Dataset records
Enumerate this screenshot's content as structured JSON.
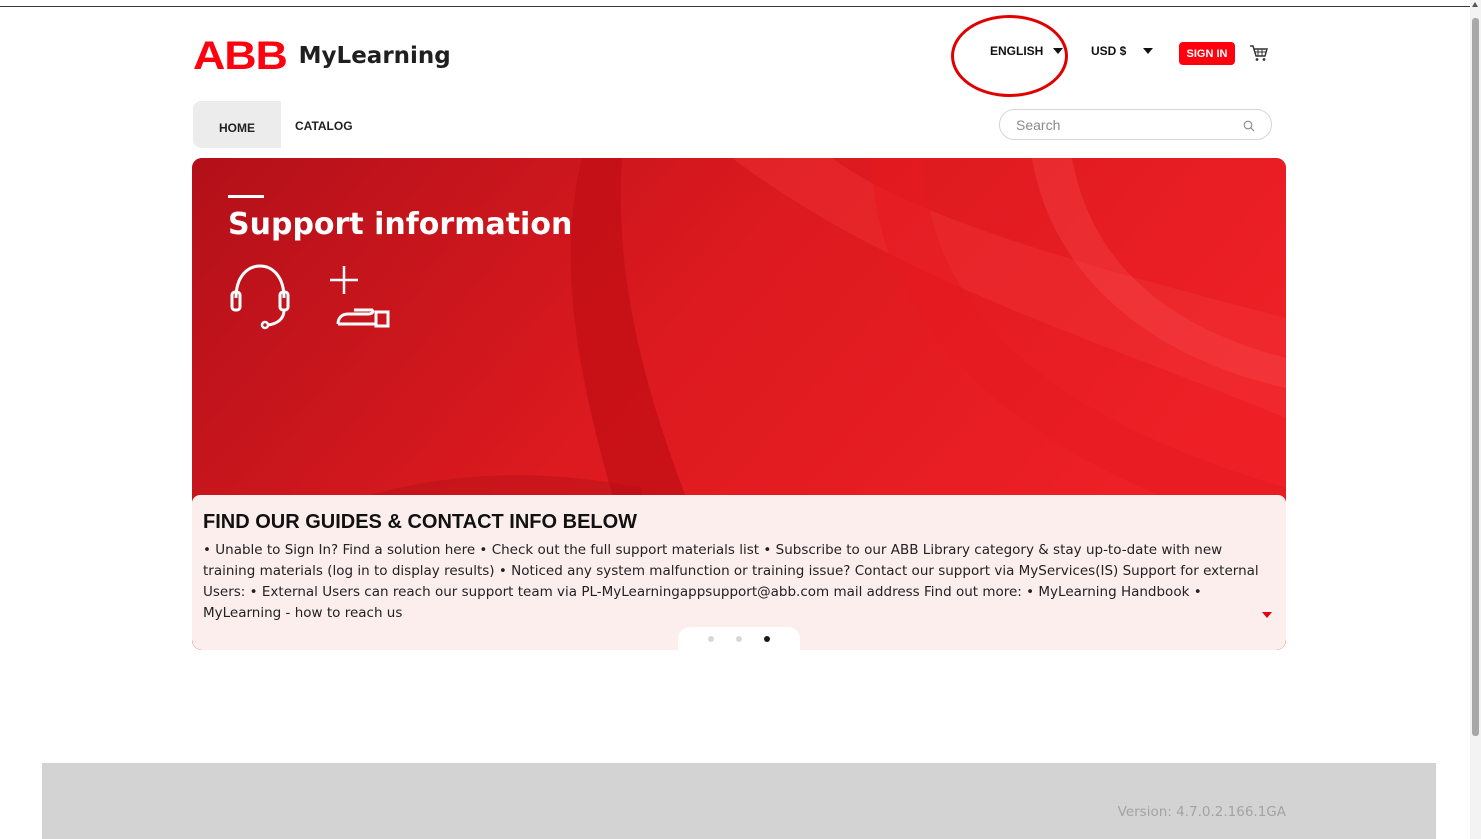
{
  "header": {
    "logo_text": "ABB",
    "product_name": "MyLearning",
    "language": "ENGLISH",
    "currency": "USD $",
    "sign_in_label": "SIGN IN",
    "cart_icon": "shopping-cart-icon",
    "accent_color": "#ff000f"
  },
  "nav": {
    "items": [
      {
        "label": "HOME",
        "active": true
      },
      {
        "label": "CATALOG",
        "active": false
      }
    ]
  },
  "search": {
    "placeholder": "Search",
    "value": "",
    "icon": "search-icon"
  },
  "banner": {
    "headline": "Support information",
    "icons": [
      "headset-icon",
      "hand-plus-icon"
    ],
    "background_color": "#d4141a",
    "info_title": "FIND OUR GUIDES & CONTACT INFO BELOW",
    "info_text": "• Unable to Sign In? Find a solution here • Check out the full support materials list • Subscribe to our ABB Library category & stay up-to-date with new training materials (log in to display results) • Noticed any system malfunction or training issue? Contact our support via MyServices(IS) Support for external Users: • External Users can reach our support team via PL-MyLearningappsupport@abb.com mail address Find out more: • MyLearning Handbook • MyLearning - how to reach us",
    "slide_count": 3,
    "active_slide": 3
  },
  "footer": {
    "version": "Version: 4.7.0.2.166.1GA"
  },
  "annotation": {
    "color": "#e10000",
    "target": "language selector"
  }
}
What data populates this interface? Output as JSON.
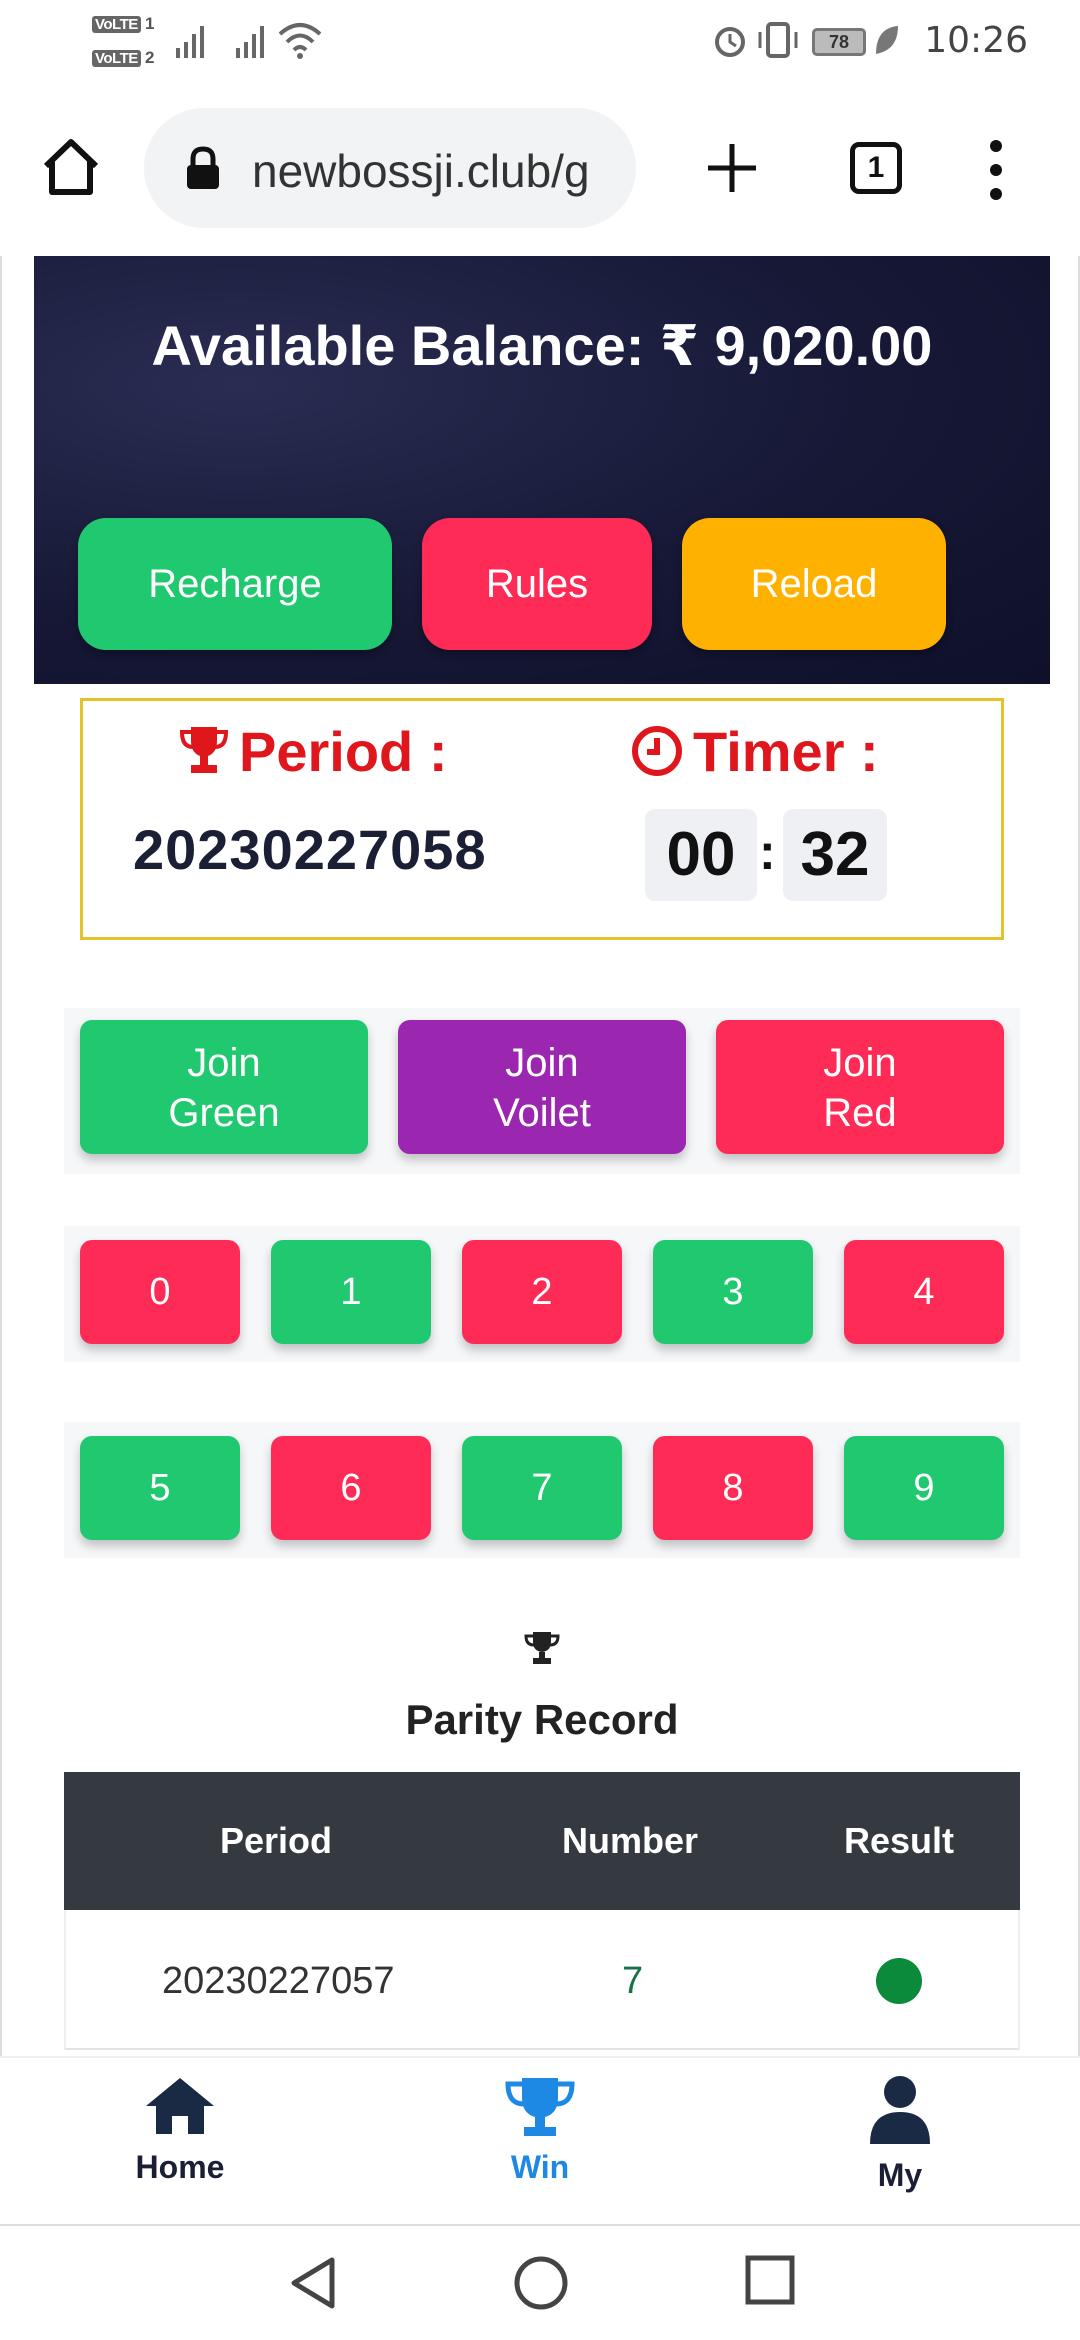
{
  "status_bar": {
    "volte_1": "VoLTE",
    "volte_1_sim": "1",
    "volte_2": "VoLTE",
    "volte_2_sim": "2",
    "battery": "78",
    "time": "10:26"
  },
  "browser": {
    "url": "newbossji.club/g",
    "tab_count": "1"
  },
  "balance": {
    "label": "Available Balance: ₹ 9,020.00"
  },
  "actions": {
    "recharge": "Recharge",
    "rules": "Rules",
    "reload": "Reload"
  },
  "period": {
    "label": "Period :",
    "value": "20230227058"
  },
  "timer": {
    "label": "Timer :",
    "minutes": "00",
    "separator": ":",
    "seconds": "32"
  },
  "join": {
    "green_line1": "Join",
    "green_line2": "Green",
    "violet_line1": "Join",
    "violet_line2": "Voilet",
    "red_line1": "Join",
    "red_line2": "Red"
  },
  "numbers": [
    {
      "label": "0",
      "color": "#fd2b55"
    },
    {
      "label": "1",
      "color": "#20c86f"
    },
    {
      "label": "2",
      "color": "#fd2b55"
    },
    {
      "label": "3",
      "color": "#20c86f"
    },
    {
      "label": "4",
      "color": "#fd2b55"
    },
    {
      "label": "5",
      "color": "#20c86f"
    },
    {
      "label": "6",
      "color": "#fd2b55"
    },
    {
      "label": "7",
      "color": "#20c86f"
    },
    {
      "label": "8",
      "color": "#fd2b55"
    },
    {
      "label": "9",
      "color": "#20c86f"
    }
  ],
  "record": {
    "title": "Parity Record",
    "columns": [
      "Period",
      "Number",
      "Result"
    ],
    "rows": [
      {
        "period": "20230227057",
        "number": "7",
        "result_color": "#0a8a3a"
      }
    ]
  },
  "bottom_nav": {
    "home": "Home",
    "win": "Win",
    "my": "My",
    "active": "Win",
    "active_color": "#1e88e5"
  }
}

**STATED PROBLEM:** Give every record again exactly, apart from the pictures, which stay out.

**COMPLETE RESPONSE:**
Enumerate this screenshot's content as structured JSON.
{
  "header": {
    "logo_text": "ABB",
    "product_name": "MyLearning",
    "language": "ENGLISH",
    "currency": "USD $",
    "sign_in_label": "SIGN IN",
    "cart_icon": "shopping-cart-icon",
    "accent_color": "#ff000f"
  },
  "nav": {
    "items": [
      {
        "label": "HOME",
        "active": true
      },
      {
        "label": "CATALOG",
        "active": false
      }
    ]
  },
  "search": {
    "placeholder": "Search",
    "value": "",
    "icon": "search-icon"
  },
  "banner": {
    "headline": "Support information",
    "icons": [
      "headset-icon",
      "hand-plus-icon"
    ],
    "background_color": "#d4141a",
    "info_title": "FIND OUR GUIDES & CONTACT INFO BELOW",
    "info_text": "• Unable to Sign In? Find a solution here • Check out the full support materials list • Subscribe to our ABB Library category & stay up-to-date with new training materials (log in to display results) • Noticed any system malfunction or training issue? Contact our support via MyServices(IS) Support for external Users: • External Users can reach our support team via PL-MyLearningappsupport@abb.com mail address Find out more: • MyLearning Handbook • MyLearning - how to reach us",
    "slide_count": 3,
    "active_slide": 3
  },
  "footer": {
    "version": "Version: 4.7.0.2.166.1GA"
  },
  "annotation": {
    "color": "#e10000",
    "target": "language selector"
  }
}
What data populates this interface? Output as JSON.
{
  "status_bar": {
    "volte_1": "VoLTE",
    "volte_1_sim": "1",
    "volte_2": "VoLTE",
    "volte_2_sim": "2",
    "battery": "78",
    "time": "10:26"
  },
  "browser": {
    "url": "newbossji.club/g",
    "tab_count": "1"
  },
  "balance": {
    "label": "Available Balance: ₹ 9,020.00"
  },
  "actions": {
    "recharge": "Recharge",
    "rules": "Rules",
    "reload": "Reload"
  },
  "period": {
    "label": "Period :",
    "value": "20230227058"
  },
  "timer": {
    "label": "Timer :",
    "minutes": "00",
    "separator": ":",
    "seconds": "32"
  },
  "join": {
    "green_line1": "Join",
    "green_line2": "Green",
    "violet_line1": "Join",
    "violet_line2": "Voilet",
    "red_line1": "Join",
    "red_line2": "Red"
  },
  "numbers": [
    {
      "label": "0",
      "color": "#fd2b55"
    },
    {
      "label": "1",
      "color": "#20c86f"
    },
    {
      "label": "2",
      "color": "#fd2b55"
    },
    {
      "label": "3",
      "color": "#20c86f"
    },
    {
      "label": "4",
      "color": "#fd2b55"
    },
    {
      "label": "5",
      "color": "#20c86f"
    },
    {
      "label": "6",
      "color": "#fd2b55"
    },
    {
      "label": "7",
      "color": "#20c86f"
    },
    {
      "label": "8",
      "color": "#fd2b55"
    },
    {
      "label": "9",
      "color": "#20c86f"
    }
  ],
  "record": {
    "title": "Parity Record",
    "columns": [
      "Period",
      "Number",
      "Result"
    ],
    "rows": [
      {
        "period": "20230227057",
        "number": "7",
        "result_color": "#0a8a3a"
      }
    ]
  },
  "bottom_nav": {
    "home": "Home",
    "win": "Win",
    "my": "My",
    "active": "Win",
    "active_color": "#1e88e5"
  }
}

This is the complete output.